SUPPLIED PASSAGE>
────────────────

How to Set Up Your First Online Bingo Account in 5 Easy Steps

Getting started with online bingo in the United Kingdom is straightforward once you know what to look for. This guide walks you through a safe, compliant set-up in five simple steps, with clear checks for licensing, verification and safer-gambling tools built in.

Step 1: Choose a licensed UK bingo site

Always start by confirming the operator holds a Gambling Commission licence for Great Britain. Legitimate remote operators must display that they are licensed and regulated by the Gambling Commission, show their account number, and link you to their licence status on the Commission’s Public Register. You can click through from the site’s footer to the Public Register entry, or search the Register directly by company name.

You must be 18 or over to gamble in Great Britain, including for online bingo. UK law and Commission guidance require operators to prevent underage gambling and to have processes in place to protect children and young people.

Step 2: Create your account and enter accurate details

When you register, you will be asked for personal information such as your name, address and date of birth. Since May 2019, licence conditions require online operators to verify identity information before a customer is permitted to gamble. The Commission’s rules also say operators must not delay withdrawals by requesting information they should reasonably have requested earlier.

Before you deposit, operators should inform you about the types of identity documents that might be required, the circumstances in which they would be required and how to provide them. This is set out in the Commission’s identity verification guidance for licensees.

────────────────

COMPLETE THE FOLLOWING>
1. According to the bingo account guide, since when have licence conditions required online operators to verify identity before letting a customer gamble?
2. Turn the paragraph of the bingo account guide that begins "Always start by confirming" into a short bulleted list that keeps its main facts.
3. Carry the bingo account guide on from its last sentence.
The entries have no connection to the bingo account guide.

ITEMS>
────────────────

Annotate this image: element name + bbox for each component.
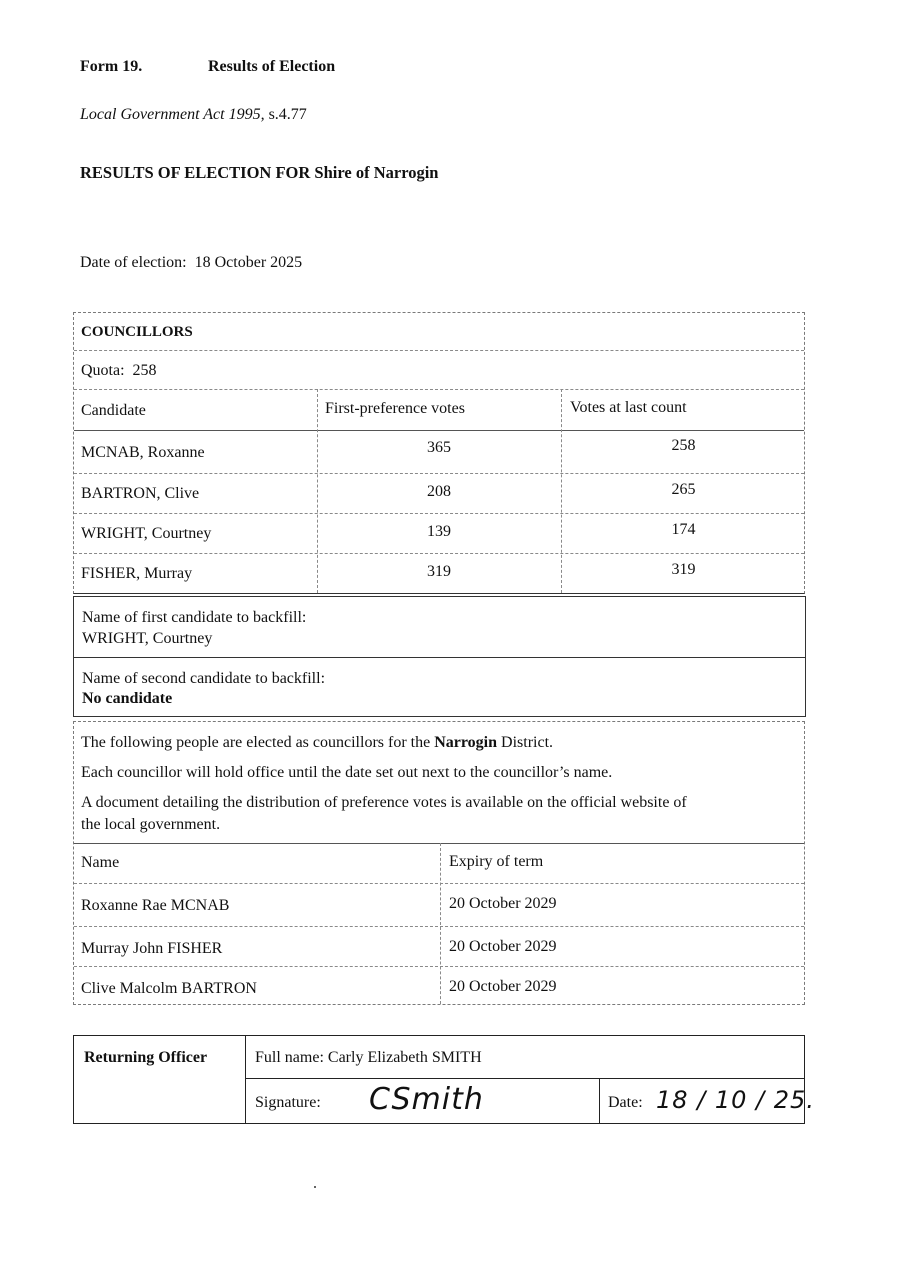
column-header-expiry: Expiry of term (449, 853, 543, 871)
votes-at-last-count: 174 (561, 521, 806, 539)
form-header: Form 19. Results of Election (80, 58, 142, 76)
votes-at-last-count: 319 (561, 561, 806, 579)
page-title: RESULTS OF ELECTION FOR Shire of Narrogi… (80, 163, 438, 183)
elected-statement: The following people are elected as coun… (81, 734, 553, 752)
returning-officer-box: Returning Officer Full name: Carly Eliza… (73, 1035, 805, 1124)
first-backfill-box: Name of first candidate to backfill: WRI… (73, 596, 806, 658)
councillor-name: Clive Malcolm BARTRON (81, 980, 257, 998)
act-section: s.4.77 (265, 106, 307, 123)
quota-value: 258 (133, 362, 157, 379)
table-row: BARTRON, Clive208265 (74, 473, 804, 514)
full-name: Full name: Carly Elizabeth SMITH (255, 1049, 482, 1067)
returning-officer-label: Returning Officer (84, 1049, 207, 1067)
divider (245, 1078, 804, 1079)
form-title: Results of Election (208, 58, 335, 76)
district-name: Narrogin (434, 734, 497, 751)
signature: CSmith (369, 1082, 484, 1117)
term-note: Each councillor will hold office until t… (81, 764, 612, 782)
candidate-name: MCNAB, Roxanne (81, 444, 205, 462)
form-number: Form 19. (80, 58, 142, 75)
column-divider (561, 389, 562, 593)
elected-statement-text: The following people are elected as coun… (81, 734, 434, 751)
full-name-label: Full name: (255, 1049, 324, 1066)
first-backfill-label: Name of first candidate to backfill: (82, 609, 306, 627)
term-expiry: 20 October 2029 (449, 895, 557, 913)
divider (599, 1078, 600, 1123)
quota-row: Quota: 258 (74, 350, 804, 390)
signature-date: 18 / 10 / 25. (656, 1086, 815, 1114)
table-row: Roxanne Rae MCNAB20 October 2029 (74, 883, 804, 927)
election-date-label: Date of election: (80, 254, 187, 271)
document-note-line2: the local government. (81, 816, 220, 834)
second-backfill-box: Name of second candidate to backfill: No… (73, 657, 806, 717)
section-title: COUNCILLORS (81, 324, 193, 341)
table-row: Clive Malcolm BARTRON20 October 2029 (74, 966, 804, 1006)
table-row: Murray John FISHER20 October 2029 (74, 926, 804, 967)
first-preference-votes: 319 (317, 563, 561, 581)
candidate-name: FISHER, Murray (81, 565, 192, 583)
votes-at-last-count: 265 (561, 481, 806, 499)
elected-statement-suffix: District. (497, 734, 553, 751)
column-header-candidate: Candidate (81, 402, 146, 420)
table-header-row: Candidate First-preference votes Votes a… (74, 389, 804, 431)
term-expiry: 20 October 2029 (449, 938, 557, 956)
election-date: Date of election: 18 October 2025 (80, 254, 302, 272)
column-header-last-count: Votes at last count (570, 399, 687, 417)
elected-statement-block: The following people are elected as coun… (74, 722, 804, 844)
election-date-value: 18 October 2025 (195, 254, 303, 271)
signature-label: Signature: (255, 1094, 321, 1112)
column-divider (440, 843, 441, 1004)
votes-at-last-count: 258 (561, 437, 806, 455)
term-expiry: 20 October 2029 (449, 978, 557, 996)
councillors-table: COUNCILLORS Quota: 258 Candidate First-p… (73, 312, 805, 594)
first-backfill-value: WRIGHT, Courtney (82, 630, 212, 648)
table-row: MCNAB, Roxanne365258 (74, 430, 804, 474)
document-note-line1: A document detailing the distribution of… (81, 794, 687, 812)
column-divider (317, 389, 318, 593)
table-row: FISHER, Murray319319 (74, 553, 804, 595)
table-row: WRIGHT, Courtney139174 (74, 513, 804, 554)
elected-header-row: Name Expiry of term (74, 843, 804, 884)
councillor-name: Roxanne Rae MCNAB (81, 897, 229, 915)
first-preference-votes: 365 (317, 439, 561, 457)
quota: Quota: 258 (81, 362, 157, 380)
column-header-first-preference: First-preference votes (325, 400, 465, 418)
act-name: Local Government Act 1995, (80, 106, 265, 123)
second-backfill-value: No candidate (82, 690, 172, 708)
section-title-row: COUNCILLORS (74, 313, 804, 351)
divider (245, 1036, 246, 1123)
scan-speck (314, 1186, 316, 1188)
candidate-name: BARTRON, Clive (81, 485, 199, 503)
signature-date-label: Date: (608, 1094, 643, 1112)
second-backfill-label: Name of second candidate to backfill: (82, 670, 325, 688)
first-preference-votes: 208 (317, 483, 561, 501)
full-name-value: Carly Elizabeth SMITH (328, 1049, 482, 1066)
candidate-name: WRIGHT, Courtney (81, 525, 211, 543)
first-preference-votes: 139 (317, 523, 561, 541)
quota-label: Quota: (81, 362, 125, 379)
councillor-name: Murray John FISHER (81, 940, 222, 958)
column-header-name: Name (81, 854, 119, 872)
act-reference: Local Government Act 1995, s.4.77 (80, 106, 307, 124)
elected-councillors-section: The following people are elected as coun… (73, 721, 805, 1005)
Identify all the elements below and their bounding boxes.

────────────────

SOLVED TASKS>
1. Since May 2019.

2.
- Confirm the operator holds a Gambling Commission licence for Great Britain.
- Legitimate remote operators must state that the Gambling Commission licenses and regulates them, show their account number, and link to their licence status on the Commission's Public Register.
- Reach the Register entry through the site's footer, or search the Register directly by company name.

3.
Step 3: Complete identity checks promptly

To comply with UK rules, online bingo sites will ask you to prove who you are and that you are old enough to play. Typical documents include a passport or driving licence for photo ID, plus a recent household bill or bank statement for proof of address. The Commission’s public guidance confirms these examples, and reiterates that checks must be completed before you are allowed to gamble.

If the operator needs additional information, follow the instructions in your account area or help centre. The policy intent behind these checks is to keep gambling fair, prevent underage play and reduce fraud, which is why the requirements were strengthened from 2019.

Step 4: Set safer-gambling controls

Before you buy your first online bingo tickets, take a minute to set limits and session tools. UK-licensed sites must provide reality checks that remind you how long you have been playing, and remote operators provide time-out facilities and self-exclusion options. You can also use GAMSTOP to self-exclude from all online operators licensed in Great Britain with a single registration.

GAMSTOP is free and blocks access to GB-licensed gambling websites and apps for a period you choose. The Gambling Commission requires all online operators to participate in GAMSTOP, and provides up-to-date guidance on multi-operator and national self-exclusion schemes. You can register in a few minutes at the official site.

Step 5: Make a deposit and join your first room

Most UK bingo sites accept debit cards and a range of e-wallets. Credit cards cannot be used for gambling in Great Britain, including via e-wallets that are funded by credit cards, because of a national ban introduced in April 2020. Operators must ensure that any e-wallets they accept block credit-card funded gambling transactions.

Once your account is verified and funded, pick a bingo room and review the game rules and ticket prices before you buy. Online bingo in Great Britain must comply with the Commission’s Remote Gambling and Software Technical Standards, including time requirements and reality checks that help you stay in control while you play.

Quick checklist for a smooth start

  • Look for the Gambling Commission badge in the footer, then click through to the Public Register entry to confirm the licence.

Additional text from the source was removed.